• [Source extract]:
============================================================

My first check is to look at the resistance of these lines now that the card is inserted - any that are less than 100 don't need a pullup on my end. I found that all of the lines to the newly discovered card could have their pullup resistor cut off my driver card.

I did a power up of the 1131 and tested voltages with no power to my SAC Interface box. All I could reach were correctly at 2.975. I then ran the XIO Sense DSW to area code 21 and found x7B70 in the B register. I was trying to emit an xFFFF. I checked the signals coming out of my box and all sixteen bits were pulled low. It should have registered as xFFFF.

I then did some continuity testing of the lines for bits 0, 5 and 8, the ones that didn't show up in the accumulator, using a VOM. My thinking was that I might have a cabling/continuity issue, it might be a termination problem, or there may be a flaw on the 7169 cards. It would require two bad circuits on one card and another bad circuit on a second, something I am not ready to accept without testing.

The continuity test was unfortunately successful - bits 0, 5 and 8 are connected from the input in of the 7169 receiver board right to the output pin of my driver board. Further, I see that my driver board is pulling the line down as it should. I will prepare to scope the lines at the 1131 backplane and make other tests to figure out what is causing this issue.

It still could be a circuit issue outside of the SLT, although I am prepared to deal with the issue however it turns out. Facts first, then plan the resolution. Focusing on the positives, I have pretty decent logic for responding to a XIO Sense Device, will only get more solid now that I have such reliable T clock, X clock and XIO phase mirroring.

I also had a very nice insight today. I had been assuming that any peripherals I attach or emulate using the SAC Interface box would have to be different from the physical devices on my system - assuming that the adapter logic in the 1131 would always be responding to XIOs for that area code.

However, I realized that all I need to do is block one signal going to the adapters - the XIO E1 signal - and they will never "see" the XIO with their area code. Instead, my SAC Interface box could respond to any area code as long as its adapter is blocked.

The big limitation to this is that not all interrupt and cycle steal levels are available via the SAC interface. Specifically, I can't trigger interrupts on IL0 or IL1 and I can only do cycle steal on level 1, not on CS0. The cycle steal level isn't really a problem as long as I prioritize CS among devices properly.

The show stopper is the limit on IL0 and IL1 triggering. The 1442 interrupts on IL0 for each column, which is how the software knows to issue an XIO Read or XIO Write for that next character. Similarly, the 1132 printer interrupts on IL0 to indicate that the next character on the rotating print wheel is ready to be read with an XIO Read and then the printer can cycle steal to fetch the hammer firing mask.

============================================================

• [Exercise requirements]:
1. In the SAC Interface notes, which signal must be blocked so that the adapters never see an XIO carrying their area code?
2. Quote the SAC Interface notes from "I then did some" up to and including "accept without testing.".
The rows that follow come from a separate source unrelated to the SAC Interface notes.

• [Record set]:
============================================================

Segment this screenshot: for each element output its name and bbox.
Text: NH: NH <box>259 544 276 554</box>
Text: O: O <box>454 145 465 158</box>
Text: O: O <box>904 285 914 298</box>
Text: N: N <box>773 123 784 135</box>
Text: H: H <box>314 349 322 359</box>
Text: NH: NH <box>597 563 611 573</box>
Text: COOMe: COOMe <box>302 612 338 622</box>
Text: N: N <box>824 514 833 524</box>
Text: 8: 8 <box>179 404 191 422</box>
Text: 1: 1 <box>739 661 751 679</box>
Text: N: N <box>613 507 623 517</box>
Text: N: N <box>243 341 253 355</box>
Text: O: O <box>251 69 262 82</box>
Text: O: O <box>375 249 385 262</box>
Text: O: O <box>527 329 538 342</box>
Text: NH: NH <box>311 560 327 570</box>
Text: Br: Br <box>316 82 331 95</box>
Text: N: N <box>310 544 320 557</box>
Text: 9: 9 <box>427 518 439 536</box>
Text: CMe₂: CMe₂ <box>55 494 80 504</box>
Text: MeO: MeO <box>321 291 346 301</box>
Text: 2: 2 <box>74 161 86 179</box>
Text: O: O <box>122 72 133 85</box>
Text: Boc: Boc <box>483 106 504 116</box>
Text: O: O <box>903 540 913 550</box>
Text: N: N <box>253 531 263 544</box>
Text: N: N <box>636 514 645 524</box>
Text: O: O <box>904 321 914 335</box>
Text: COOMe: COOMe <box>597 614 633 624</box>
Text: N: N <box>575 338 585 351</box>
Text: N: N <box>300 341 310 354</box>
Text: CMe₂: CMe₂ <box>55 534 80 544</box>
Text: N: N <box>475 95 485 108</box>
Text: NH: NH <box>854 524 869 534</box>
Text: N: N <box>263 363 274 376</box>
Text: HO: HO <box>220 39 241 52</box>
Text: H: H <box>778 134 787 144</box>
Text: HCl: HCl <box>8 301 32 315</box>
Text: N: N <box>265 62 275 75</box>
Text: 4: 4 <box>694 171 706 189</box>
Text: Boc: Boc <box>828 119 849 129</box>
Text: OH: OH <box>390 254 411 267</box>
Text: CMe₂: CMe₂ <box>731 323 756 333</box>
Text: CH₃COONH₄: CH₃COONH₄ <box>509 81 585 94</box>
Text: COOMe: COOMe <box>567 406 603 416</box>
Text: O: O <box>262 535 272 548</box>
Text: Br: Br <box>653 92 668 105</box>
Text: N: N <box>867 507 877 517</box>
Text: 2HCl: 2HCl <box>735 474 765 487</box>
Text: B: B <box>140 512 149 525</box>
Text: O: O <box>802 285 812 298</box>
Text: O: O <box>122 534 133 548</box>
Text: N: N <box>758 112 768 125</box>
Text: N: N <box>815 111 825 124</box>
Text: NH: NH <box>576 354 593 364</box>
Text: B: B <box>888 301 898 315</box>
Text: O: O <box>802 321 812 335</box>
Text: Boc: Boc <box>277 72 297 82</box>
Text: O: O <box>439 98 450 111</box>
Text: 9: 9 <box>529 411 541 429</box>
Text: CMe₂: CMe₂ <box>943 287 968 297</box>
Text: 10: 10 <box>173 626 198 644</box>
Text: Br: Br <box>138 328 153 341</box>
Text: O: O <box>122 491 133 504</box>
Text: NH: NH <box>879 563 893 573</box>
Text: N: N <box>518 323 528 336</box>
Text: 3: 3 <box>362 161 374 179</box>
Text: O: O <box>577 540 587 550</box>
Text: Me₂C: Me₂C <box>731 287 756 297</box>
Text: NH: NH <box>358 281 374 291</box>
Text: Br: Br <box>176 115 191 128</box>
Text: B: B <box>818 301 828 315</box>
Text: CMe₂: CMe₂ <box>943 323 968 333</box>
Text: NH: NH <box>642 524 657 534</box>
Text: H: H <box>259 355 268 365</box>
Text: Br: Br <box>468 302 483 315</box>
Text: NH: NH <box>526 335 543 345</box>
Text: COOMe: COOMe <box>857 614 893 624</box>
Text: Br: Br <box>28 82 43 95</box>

============================================================

• [Outputs by task]:
1. The XIO E1 signal.

2.
I then did some continuity testing of the lines for bits 0, 5 and 8, the ones that didn't show up in the accumulator, using a VOM. My thinking was that I might have a cabling/continuity issue, it might be a termination problem, or there may be a flaw on the 7169 cards. It would require two bad circuits on one card and another bad circuit on a second, something I am not ready to accept without testing.